------ Entries provided

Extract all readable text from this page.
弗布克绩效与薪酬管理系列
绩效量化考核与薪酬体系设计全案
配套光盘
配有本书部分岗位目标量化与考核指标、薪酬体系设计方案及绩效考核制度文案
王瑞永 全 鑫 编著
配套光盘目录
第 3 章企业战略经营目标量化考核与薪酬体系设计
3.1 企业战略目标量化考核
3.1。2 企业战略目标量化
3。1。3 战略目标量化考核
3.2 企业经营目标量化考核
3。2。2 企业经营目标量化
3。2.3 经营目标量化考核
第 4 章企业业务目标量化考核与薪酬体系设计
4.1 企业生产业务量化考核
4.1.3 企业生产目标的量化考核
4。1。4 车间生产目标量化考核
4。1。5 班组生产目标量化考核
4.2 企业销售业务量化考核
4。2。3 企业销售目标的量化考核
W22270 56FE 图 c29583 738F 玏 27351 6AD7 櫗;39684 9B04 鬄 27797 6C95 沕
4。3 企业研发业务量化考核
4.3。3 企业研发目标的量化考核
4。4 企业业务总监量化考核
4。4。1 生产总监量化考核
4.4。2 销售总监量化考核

------------
------ Entries provided

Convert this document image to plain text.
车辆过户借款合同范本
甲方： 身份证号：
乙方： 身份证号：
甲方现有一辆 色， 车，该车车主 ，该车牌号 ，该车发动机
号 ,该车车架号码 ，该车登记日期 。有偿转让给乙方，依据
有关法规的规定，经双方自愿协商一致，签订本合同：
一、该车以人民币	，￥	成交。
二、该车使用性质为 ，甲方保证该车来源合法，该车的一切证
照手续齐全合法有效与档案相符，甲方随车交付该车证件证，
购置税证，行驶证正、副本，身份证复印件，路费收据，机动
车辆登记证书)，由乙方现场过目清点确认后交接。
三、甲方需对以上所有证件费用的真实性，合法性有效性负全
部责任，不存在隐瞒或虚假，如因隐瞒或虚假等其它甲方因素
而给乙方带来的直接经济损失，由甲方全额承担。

------------

-- What you should do --
How many lines in the listing above contain the string "text"? Answer with the number only.

-- Task solution --
2